▸ **TASK**: Your task is to transcribe the data in full.

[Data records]
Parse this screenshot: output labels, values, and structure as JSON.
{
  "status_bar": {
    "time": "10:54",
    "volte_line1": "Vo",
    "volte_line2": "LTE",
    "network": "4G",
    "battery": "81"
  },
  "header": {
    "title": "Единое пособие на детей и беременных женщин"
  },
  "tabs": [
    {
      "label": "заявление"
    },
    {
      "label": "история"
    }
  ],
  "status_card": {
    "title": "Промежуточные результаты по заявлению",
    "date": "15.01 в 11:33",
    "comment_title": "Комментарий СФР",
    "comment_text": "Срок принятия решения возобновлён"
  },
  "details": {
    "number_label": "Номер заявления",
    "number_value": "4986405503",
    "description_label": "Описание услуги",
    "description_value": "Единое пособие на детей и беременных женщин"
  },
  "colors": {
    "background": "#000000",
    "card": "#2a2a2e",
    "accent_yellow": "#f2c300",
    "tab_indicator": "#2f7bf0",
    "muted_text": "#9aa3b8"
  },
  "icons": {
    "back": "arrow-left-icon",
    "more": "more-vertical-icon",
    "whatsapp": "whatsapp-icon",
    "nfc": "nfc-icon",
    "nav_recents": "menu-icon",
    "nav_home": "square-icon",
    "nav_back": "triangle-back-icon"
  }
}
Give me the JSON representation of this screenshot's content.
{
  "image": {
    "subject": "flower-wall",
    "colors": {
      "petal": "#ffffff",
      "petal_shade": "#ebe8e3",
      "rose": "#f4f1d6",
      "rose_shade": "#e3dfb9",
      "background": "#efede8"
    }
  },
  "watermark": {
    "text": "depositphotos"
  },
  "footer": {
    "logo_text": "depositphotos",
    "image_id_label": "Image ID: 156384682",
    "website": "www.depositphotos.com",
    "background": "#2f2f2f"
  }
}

▸ **WRITTEN RESPONSE**:
Parse this screenshot: output labels, values, and structure as JSON.
{
  "status_bar": {
    "time": "10:54",
    "volte_line1": "Vo",
    "volte_line2": "LTE",
    "network": "4G",
    "battery": "81"
  },
  "header": {
    "title": "Единое пособие на детей и беременных женщин"
  },
  "tabs": [
    {
      "label": "заявление"
    },
    {
      "label": "история"
    }
  ],
  "status_card": {
    "title": "Промежуточные результаты по заявлению",
    "date": "15.01 в 11:33",
    "comment_title": "Комментарий СФР",
    "comment_text": "Срок принятия решения возобновлён"
  },
  "details": {
    "number_label": "Номер заявления",
    "number_value": "4986405503",
    "description_label": "Описание услуги",
    "description_value": "Единое пособие на детей и беременных женщин"
  },
  "colors": {
    "background": "#000000",
    "card": "#2a2a2e",
    "accent_yellow": "#f2c300",
    "tab_indicator": "#2f7bf0",
    "muted_text": "#9aa3b8"
  },
  "icons": {
    "back": "arrow-left-icon",
    "more": "more-vertical-icon",
    "whatsapp": "whatsapp-icon",
    "nfc": "nfc-icon",
    "nav_recents": "menu-icon",
    "nav_home": "square-icon",
    "nav_back": "triangle-back-icon"
  }
}
Give me the JSON representation of this screenshot's content.
{
  "image": {
    "subject": "flower-wall",
    "colors": {
      "petal": "#ffffff",
      "petal_shade": "#ebe8e3",
      "rose": "#f4f1d6",
      "rose_shade": "#e3dfb9",
      "background": "#efede8"
    }
  },
  "watermark": {
    "text": "depositphotos"
  },
  "footer": {
    "logo_text": "depositphotos",
    "image_id_label": "Image ID: 156384682",
    "website": "www.depositphotos.com",
    "background": "#2f2f2f"
  }
}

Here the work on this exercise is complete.